** TASK INSTRUCTIONS **
Keep the pictures out of the copy and print all the entries below exactly.

** ROWS **

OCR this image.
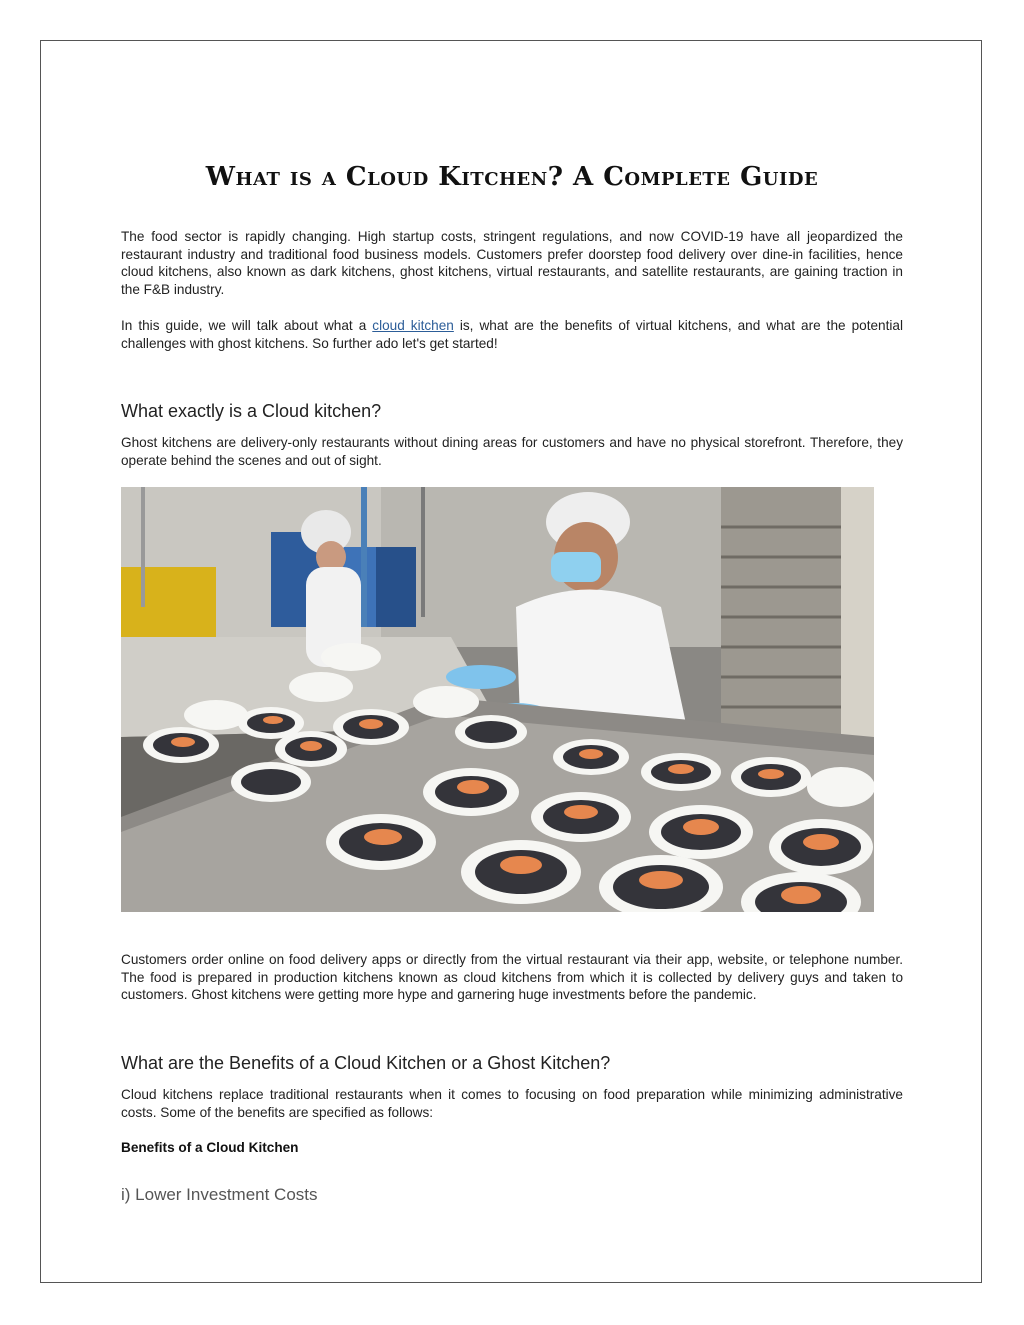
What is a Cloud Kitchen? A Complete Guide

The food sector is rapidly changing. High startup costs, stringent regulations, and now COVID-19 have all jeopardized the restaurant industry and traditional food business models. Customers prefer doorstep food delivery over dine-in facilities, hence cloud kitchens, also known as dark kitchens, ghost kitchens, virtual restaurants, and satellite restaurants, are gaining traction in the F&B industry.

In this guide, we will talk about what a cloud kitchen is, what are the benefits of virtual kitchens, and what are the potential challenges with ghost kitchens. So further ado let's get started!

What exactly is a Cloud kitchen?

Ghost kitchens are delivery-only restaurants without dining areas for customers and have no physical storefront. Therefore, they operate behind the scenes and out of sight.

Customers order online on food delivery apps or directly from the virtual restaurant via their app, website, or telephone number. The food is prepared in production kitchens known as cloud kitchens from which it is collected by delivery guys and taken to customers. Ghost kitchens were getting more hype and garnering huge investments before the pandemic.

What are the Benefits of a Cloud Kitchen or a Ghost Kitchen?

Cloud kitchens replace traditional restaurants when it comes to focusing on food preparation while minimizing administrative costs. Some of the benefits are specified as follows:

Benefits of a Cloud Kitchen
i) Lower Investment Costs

** WRITTEN REPLY **
OCR this image.
What is a Cloud Kitchen? A Complete Guide

The food sector is rapidly changing. High startup costs, stringent regulations, and now COVID-19 have all jeopardized the restaurant industry and traditional food business models. Customers prefer doorstep food delivery over dine-in facilities, hence cloud kitchens, also known as dark kitchens, ghost kitchens, virtual restaurants, and satellite restaurants, are gaining traction in the F&B industry.

In this guide, we will talk about what a cloud kitchen is, what are the benefits of virtual kitchens, and what are the potential challenges with ghost kitchens. So further ado let's get started!

What exactly is a Cloud kitchen?

Ghost kitchens are delivery-only restaurants without dining areas for customers and have no physical storefront. Therefore, they operate behind the scenes and out of sight.

Customers order online on food delivery apps or directly from the virtual restaurant via their app, website, or telephone number. The food is prepared in production kitchens known as cloud kitchens from which it is collected by delivery guys and taken to customers. Ghost kitchens were getting more hype and garnering huge investments before the pandemic.

What are the Benefits of a Cloud Kitchen or a Ghost Kitchen?

Cloud kitchens replace traditional restaurants when it comes to focusing on food preparation while minimizing administrative costs. Some of the benefits are specified as follows:

Benefits of a Cloud Kitchen
i) Lower Investment Costs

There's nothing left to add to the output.